▸ SUPPLIED RECORDS

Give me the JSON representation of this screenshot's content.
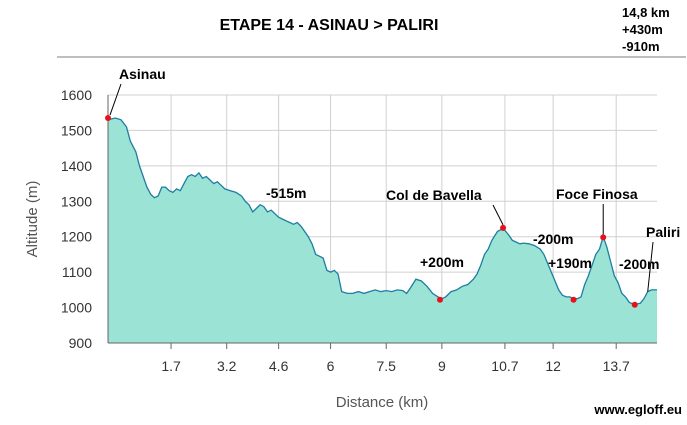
{
  "chart_data": {
    "type": "area",
    "title": "ETAPE 14 - ASINAU > PALIRI",
    "stats": [
      "14,8 km",
      "+430m",
      "-910m"
    ],
    "xlabel": "Distance (km)",
    "ylabel": "Altitude (m)",
    "x_ticks": [
      "1.7",
      "3.2",
      "4.6",
      "6",
      "7.5",
      "9",
      "10.7",
      "12",
      "13.7"
    ],
    "y_ticks": [
      "900",
      "1000",
      "1100",
      "1200",
      "1300",
      "1400",
      "1500",
      "1600"
    ],
    "xlim": [
      0.0,
      14.8
    ],
    "ylim": [
      900,
      1600
    ],
    "grid": true,
    "series": [
      {
        "points": [
          [
            0.0,
            1530
          ],
          [
            0.2,
            1535
          ],
          [
            0.35,
            1530
          ],
          [
            0.5,
            1510
          ],
          [
            0.6,
            1470
          ],
          [
            0.75,
            1440
          ],
          [
            0.85,
            1400
          ],
          [
            0.95,
            1370
          ],
          [
            1.05,
            1340
          ],
          [
            1.15,
            1320
          ],
          [
            1.25,
            1310
          ],
          [
            1.35,
            1315
          ],
          [
            1.45,
            1340
          ],
          [
            1.55,
            1340
          ],
          [
            1.65,
            1330
          ],
          [
            1.75,
            1325
          ],
          [
            1.85,
            1335
          ],
          [
            1.95,
            1330
          ],
          [
            2.05,
            1350
          ],
          [
            2.15,
            1370
          ],
          [
            2.25,
            1375
          ],
          [
            2.35,
            1370
          ],
          [
            2.45,
            1380
          ],
          [
            2.55,
            1365
          ],
          [
            2.65,
            1370
          ],
          [
            2.75,
            1360
          ],
          [
            2.85,
            1350
          ],
          [
            2.95,
            1355
          ],
          [
            3.05,
            1345
          ],
          [
            3.15,
            1335
          ],
          [
            3.3,
            1330
          ],
          [
            3.45,
            1325
          ],
          [
            3.6,
            1315
          ],
          [
            3.7,
            1300
          ],
          [
            3.8,
            1290
          ],
          [
            3.9,
            1270
          ],
          [
            4.0,
            1280
          ],
          [
            4.1,
            1290
          ],
          [
            4.2,
            1285
          ],
          [
            4.3,
            1270
          ],
          [
            4.4,
            1275
          ],
          [
            4.5,
            1265
          ],
          [
            4.6,
            1255
          ],
          [
            4.7,
            1250
          ],
          [
            4.8,
            1245
          ],
          [
            4.9,
            1240
          ],
          [
            5.0,
            1235
          ],
          [
            5.1,
            1240
          ],
          [
            5.2,
            1230
          ],
          [
            5.3,
            1215
          ],
          [
            5.4,
            1200
          ],
          [
            5.5,
            1180
          ],
          [
            5.6,
            1150
          ],
          [
            5.7,
            1145
          ],
          [
            5.8,
            1140
          ],
          [
            5.9,
            1105
          ],
          [
            6.0,
            1100
          ],
          [
            6.1,
            1105
          ],
          [
            6.2,
            1095
          ],
          [
            6.3,
            1045
          ],
          [
            6.45,
            1040
          ],
          [
            6.6,
            1040
          ],
          [
            6.75,
            1045
          ],
          [
            6.9,
            1040
          ],
          [
            7.05,
            1045
          ],
          [
            7.2,
            1050
          ],
          [
            7.35,
            1045
          ],
          [
            7.5,
            1048
          ],
          [
            7.65,
            1045
          ],
          [
            7.8,
            1050
          ],
          [
            7.95,
            1048
          ],
          [
            8.05,
            1040
          ],
          [
            8.15,
            1055
          ],
          [
            8.3,
            1080
          ],
          [
            8.45,
            1075
          ],
          [
            8.6,
            1060
          ],
          [
            8.75,
            1040
          ],
          [
            8.9,
            1030
          ],
          [
            9.0,
            1025
          ],
          [
            9.1,
            1030
          ],
          [
            9.25,
            1045
          ],
          [
            9.4,
            1050
          ],
          [
            9.55,
            1060
          ],
          [
            9.7,
            1065
          ],
          [
            9.85,
            1080
          ],
          [
            9.95,
            1095
          ],
          [
            10.05,
            1120
          ],
          [
            10.15,
            1150
          ],
          [
            10.25,
            1165
          ],
          [
            10.35,
            1190
          ],
          [
            10.5,
            1215
          ],
          [
            10.6,
            1220
          ],
          [
            10.7,
            1218
          ],
          [
            10.8,
            1205
          ],
          [
            10.9,
            1190
          ],
          [
            11.0,
            1185
          ],
          [
            11.1,
            1180
          ],
          [
            11.2,
            1182
          ],
          [
            11.35,
            1180
          ],
          [
            11.5,
            1175
          ],
          [
            11.65,
            1165
          ],
          [
            11.75,
            1150
          ],
          [
            11.85,
            1125
          ],
          [
            11.95,
            1100
          ],
          [
            12.05,
            1075
          ],
          [
            12.15,
            1050
          ],
          [
            12.25,
            1035
          ],
          [
            12.35,
            1030
          ],
          [
            12.45,
            1030
          ],
          [
            12.55,
            1025
          ],
          [
            12.65,
            1025
          ],
          [
            12.75,
            1030
          ],
          [
            12.85,
            1065
          ],
          [
            12.95,
            1090
          ],
          [
            13.05,
            1120
          ],
          [
            13.15,
            1150
          ],
          [
            13.25,
            1165
          ],
          [
            13.35,
            1200
          ],
          [
            13.45,
            1170
          ],
          [
            13.55,
            1130
          ],
          [
            13.65,
            1090
          ],
          [
            13.75,
            1070
          ],
          [
            13.85,
            1040
          ],
          [
            13.95,
            1030
          ],
          [
            14.05,
            1015
          ],
          [
            14.15,
            1010
          ],
          [
            14.25,
            1010
          ],
          [
            14.35,
            1012
          ],
          [
            14.45,
            1025
          ],
          [
            14.55,
            1045
          ],
          [
            14.65,
            1050
          ],
          [
            14.8,
            1050
          ]
        ]
      }
    ],
    "markers": [
      {
        "x": 0.0,
        "y": 1535,
        "label": "Asinau"
      },
      {
        "x": 8.95,
        "y": 1022,
        "label": ""
      },
      {
        "x": 10.65,
        "y": 1225,
        "label": "Col de Bavella"
      },
      {
        "x": 12.55,
        "y": 1022,
        "label": ""
      },
      {
        "x": 13.35,
        "y": 1198,
        "label": "Foce Finosa"
      },
      {
        "x": 14.2,
        "y": 1008,
        "label": ""
      }
    ],
    "annotations": [
      "-515m",
      "+200m",
      "-200m",
      "+190m",
      "-200m",
      "Paliri"
    ],
    "colors": {
      "fill": "#9be3d4",
      "line": "#1d7ea2",
      "marker": "#e8111a",
      "grid": "#d0d0d0"
    }
  },
  "credit": "www.egloff.eu"
}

▸ WHAT IS REQUIRED
Your copy should match the records word for word, with the pictures removed.

▸ EXERCISE ANSWER
Give me the JSON representation of this screenshot's content.
{
  "chart_data": {
    "type": "area",
    "title": "ETAPE 14 - ASINAU > PALIRI",
    "stats": [
      "14,8 km",
      "+430m",
      "-910m"
    ],
    "xlabel": "Distance (km)",
    "ylabel": "Altitude (m)",
    "x_ticks": [
      "1.7",
      "3.2",
      "4.6",
      "6",
      "7.5",
      "9",
      "10.7",
      "12",
      "13.7"
    ],
    "y_ticks": [
      "900",
      "1000",
      "1100",
      "1200",
      "1300",
      "1400",
      "1500",
      "1600"
    ],
    "xlim": [
      0.0,
      14.8
    ],
    "ylim": [
      900,
      1600
    ],
    "grid": true,
    "series": [
      {
        "points": [
          [
            0.0,
            1530
          ],
          [
            0.2,
            1535
          ],
          [
            0.35,
            1530
          ],
          [
            0.5,
            1510
          ],
          [
            0.6,
            1470
          ],
          [
            0.75,
            1440
          ],
          [
            0.85,
            1400
          ],
          [
            0.95,
            1370
          ],
          [
            1.05,
            1340
          ],
          [
            1.15,
            1320
          ],
          [
            1.25,
            1310
          ],
          [
            1.35,
            1315
          ],
          [
            1.45,
            1340
          ],
          [
            1.55,
            1340
          ],
          [
            1.65,
            1330
          ],
          [
            1.75,
            1325
          ],
          [
            1.85,
            1335
          ],
          [
            1.95,
            1330
          ],
          [
            2.05,
            1350
          ],
          [
            2.15,
            1370
          ],
          [
            2.25,
            1375
          ],
          [
            2.35,
            1370
          ],
          [
            2.45,
            1380
          ],
          [
            2.55,
            1365
          ],
          [
            2.65,
            1370
          ],
          [
            2.75,
            1360
          ],
          [
            2.85,
            1350
          ],
          [
            2.95,
            1355
          ],
          [
            3.05,
            1345
          ],
          [
            3.15,
            1335
          ],
          [
            3.3,
            1330
          ],
          [
            3.45,
            1325
          ],
          [
            3.6,
            1315
          ],
          [
            3.7,
            1300
          ],
          [
            3.8,
            1290
          ],
          [
            3.9,
            1270
          ],
          [
            4.0,
            1280
          ],
          [
            4.1,
            1290
          ],
          [
            4.2,
            1285
          ],
          [
            4.3,
            1270
          ],
          [
            4.4,
            1275
          ],
          [
            4.5,
            1265
          ],
          [
            4.6,
            1255
          ],
          [
            4.7,
            1250
          ],
          [
            4.8,
            1245
          ],
          [
            4.9,
            1240
          ],
          [
            5.0,
            1235
          ],
          [
            5.1,
            1240
          ],
          [
            5.2,
            1230
          ],
          [
            5.3,
            1215
          ],
          [
            5.4,
            1200
          ],
          [
            5.5,
            1180
          ],
          [
            5.6,
            1150
          ],
          [
            5.7,
            1145
          ],
          [
            5.8,
            1140
          ],
          [
            5.9,
            1105
          ],
          [
            6.0,
            1100
          ],
          [
            6.1,
            1105
          ],
          [
            6.2,
            1095
          ],
          [
            6.3,
            1045
          ],
          [
            6.45,
            1040
          ],
          [
            6.6,
            1040
          ],
          [
            6.75,
            1045
          ],
          [
            6.9,
            1040
          ],
          [
            7.05,
            1045
          ],
          [
            7.2,
            1050
          ],
          [
            7.35,
            1045
          ],
          [
            7.5,
            1048
          ],
          [
            7.65,
            1045
          ],
          [
            7.8,
            1050
          ],
          [
            7.95,
            1048
          ],
          [
            8.05,
            1040
          ],
          [
            8.15,
            1055
          ],
          [
            8.3,
            1080
          ],
          [
            8.45,
            1075
          ],
          [
            8.6,
            1060
          ],
          [
            8.75,
            1040
          ],
          [
            8.9,
            1030
          ],
          [
            9.0,
            1025
          ],
          [
            9.1,
            1030
          ],
          [
            9.25,
            1045
          ],
          [
            9.4,
            1050
          ],
          [
            9.55,
            1060
          ],
          [
            9.7,
            1065
          ],
          [
            9.85,
            1080
          ],
          [
            9.95,
            1095
          ],
          [
            10.05,
            1120
          ],
          [
            10.15,
            1150
          ],
          [
            10.25,
            1165
          ],
          [
            10.35,
            1190
          ],
          [
            10.5,
            1215
          ],
          [
            10.6,
            1220
          ],
          [
            10.7,
            1218
          ],
          [
            10.8,
            1205
          ],
          [
            10.9,
            1190
          ],
          [
            11.0,
            1185
          ],
          [
            11.1,
            1180
          ],
          [
            11.2,
            1182
          ],
          [
            11.35,
            1180
          ],
          [
            11.5,
            1175
          ],
          [
            11.65,
            1165
          ],
          [
            11.75,
            1150
          ],
          [
            11.85,
            1125
          ],
          [
            11.95,
            1100
          ],
          [
            12.05,
            1075
          ],
          [
            12.15,
            1050
          ],
          [
            12.25,
            1035
          ],
          [
            12.35,
            1030
          ],
          [
            12.45,
            1030
          ],
          [
            12.55,
            1025
          ],
          [
            12.65,
            1025
          ],
          [
            12.75,
            1030
          ],
          [
            12.85,
            1065
          ],
          [
            12.95,
            1090
          ],
          [
            13.05,
            1120
          ],
          [
            13.15,
            1150
          ],
          [
            13.25,
            1165
          ],
          [
            13.35,
            1200
          ],
          [
            13.45,
            1170
          ],
          [
            13.55,
            1130
          ],
          [
            13.65,
            1090
          ],
          [
            13.75,
            1070
          ],
          [
            13.85,
            1040
          ],
          [
            13.95,
            1030
          ],
          [
            14.05,
            1015
          ],
          [
            14.15,
            1010
          ],
          [
            14.25,
            1010
          ],
          [
            14.35,
            1012
          ],
          [
            14.45,
            1025
          ],
          [
            14.55,
            1045
          ],
          [
            14.65,
            1050
          ],
          [
            14.8,
            1050
          ]
        ]
      }
    ],
    "markers": [
      {
        "x": 0.0,
        "y": 1535,
        "label": "Asinau"
      },
      {
        "x": 8.95,
        "y": 1022,
        "label": ""
      },
      {
        "x": 10.65,
        "y": 1225,
        "label": "Col de Bavella"
      },
      {
        "x": 12.55,
        "y": 1022,
        "label": ""
      },
      {
        "x": 13.35,
        "y": 1198,
        "label": "Foce Finosa"
      },
      {
        "x": 14.2,
        "y": 1008,
        "label": ""
      }
    ],
    "annotations": [
      "-515m",
      "+200m",
      "-200m",
      "+190m",
      "-200m",
      "Paliri"
    ],
    "colors": {
      "fill": "#9be3d4",
      "line": "#1d7ea2",
      "marker": "#e8111a",
      "grid": "#d0d0d0"
    }
  },
  "credit": "www.egloff.eu"
}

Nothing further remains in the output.